- _WHAT IS REQUIRED_
Your reply should be a single number: how many lines contain the string "Publication".

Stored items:
----
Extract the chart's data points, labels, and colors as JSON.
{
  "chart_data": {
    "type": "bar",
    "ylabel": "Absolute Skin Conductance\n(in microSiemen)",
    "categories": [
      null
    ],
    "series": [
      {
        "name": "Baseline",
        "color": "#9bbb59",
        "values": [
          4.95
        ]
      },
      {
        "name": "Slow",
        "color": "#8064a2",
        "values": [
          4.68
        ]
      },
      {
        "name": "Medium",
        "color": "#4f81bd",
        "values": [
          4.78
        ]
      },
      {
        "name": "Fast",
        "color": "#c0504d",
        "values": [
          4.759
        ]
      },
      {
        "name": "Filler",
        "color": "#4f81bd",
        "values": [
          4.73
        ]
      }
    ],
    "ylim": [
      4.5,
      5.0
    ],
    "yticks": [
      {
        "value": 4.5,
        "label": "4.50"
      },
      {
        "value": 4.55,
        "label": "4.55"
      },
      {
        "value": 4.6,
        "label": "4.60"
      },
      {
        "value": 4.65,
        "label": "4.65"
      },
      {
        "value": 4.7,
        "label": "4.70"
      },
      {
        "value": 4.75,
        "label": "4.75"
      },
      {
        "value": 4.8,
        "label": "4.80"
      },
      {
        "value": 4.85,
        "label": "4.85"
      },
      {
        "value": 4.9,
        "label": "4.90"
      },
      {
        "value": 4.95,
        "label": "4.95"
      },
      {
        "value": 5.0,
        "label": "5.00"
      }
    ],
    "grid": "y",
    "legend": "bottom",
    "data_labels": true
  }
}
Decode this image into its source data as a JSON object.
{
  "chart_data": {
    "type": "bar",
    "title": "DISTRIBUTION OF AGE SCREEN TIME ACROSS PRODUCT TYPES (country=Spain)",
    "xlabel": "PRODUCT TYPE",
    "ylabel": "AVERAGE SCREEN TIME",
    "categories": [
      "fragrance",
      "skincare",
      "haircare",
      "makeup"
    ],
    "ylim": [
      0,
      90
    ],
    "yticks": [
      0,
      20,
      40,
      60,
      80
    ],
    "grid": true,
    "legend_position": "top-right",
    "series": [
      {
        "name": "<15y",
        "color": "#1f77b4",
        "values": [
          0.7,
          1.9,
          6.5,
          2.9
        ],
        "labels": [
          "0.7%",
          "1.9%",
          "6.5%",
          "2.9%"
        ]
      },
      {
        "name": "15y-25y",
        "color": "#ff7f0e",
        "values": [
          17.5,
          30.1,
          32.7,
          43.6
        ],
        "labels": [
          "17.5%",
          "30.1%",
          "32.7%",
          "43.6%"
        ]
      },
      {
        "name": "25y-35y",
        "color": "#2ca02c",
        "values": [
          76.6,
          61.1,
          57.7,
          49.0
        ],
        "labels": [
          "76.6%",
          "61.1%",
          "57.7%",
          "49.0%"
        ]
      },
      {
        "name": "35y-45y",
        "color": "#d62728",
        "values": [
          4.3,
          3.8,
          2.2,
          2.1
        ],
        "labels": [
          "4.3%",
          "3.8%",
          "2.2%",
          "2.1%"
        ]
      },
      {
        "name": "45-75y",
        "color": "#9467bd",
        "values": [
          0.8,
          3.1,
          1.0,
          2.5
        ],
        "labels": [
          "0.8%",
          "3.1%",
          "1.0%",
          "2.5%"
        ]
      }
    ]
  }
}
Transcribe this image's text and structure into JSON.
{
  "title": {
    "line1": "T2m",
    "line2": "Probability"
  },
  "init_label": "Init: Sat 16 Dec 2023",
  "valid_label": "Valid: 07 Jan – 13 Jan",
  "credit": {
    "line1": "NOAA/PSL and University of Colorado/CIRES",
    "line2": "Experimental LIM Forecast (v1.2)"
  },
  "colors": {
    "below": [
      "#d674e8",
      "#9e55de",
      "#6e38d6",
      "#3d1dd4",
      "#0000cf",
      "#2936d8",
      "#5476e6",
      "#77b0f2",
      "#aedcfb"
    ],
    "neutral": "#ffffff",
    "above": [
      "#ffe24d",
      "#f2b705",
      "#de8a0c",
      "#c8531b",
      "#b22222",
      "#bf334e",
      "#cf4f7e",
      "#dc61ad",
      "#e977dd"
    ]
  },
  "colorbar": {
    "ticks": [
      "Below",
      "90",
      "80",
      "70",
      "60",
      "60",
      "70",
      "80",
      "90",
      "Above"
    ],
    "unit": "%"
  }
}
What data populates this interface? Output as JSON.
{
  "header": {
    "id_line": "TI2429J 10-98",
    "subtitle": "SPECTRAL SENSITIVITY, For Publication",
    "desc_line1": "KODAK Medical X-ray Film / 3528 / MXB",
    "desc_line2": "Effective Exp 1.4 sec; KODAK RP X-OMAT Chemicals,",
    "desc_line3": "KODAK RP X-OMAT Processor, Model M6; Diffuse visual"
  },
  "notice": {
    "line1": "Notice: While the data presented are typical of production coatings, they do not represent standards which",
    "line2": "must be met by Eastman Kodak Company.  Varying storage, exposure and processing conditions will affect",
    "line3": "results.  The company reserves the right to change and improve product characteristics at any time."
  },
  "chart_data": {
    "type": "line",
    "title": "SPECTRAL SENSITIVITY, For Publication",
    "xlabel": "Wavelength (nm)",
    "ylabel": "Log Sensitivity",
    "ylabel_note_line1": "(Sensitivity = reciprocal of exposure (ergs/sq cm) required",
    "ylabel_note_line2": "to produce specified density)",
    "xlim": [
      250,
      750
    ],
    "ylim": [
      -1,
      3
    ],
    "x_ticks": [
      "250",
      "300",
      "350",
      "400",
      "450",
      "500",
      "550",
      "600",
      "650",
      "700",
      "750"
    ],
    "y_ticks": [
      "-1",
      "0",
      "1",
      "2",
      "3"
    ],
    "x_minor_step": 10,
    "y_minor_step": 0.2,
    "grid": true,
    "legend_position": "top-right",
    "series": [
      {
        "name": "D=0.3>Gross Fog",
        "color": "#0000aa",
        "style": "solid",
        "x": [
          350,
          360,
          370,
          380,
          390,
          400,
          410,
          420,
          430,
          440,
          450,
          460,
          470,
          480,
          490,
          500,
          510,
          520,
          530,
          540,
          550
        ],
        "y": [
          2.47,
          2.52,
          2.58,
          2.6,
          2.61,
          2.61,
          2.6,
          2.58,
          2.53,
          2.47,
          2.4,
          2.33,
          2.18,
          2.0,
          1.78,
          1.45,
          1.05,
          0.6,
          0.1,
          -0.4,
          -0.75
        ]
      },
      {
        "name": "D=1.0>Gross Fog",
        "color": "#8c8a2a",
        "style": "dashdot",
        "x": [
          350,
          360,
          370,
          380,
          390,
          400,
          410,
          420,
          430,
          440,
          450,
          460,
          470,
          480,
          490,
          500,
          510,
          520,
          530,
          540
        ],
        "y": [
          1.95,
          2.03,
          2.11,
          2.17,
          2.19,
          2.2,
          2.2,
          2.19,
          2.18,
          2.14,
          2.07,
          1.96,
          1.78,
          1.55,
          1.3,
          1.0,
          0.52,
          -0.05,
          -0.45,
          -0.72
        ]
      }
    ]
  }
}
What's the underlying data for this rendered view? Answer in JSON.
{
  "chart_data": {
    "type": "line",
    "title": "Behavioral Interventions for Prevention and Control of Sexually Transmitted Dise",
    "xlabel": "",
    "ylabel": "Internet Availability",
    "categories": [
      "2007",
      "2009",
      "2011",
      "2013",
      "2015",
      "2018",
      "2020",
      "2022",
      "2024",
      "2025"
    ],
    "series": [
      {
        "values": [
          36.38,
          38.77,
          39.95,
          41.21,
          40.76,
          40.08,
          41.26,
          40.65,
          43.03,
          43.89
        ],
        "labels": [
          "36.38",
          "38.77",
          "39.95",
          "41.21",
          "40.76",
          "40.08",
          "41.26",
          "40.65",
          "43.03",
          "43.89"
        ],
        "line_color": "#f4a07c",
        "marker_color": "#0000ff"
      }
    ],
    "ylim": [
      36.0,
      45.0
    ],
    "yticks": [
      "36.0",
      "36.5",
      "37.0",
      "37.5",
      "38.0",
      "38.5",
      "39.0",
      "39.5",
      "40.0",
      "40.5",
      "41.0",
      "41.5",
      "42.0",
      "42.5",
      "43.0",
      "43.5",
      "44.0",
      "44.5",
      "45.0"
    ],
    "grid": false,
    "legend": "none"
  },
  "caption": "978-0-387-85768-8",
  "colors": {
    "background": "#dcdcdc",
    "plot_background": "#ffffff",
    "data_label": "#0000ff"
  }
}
----
- _THE REPLY_
2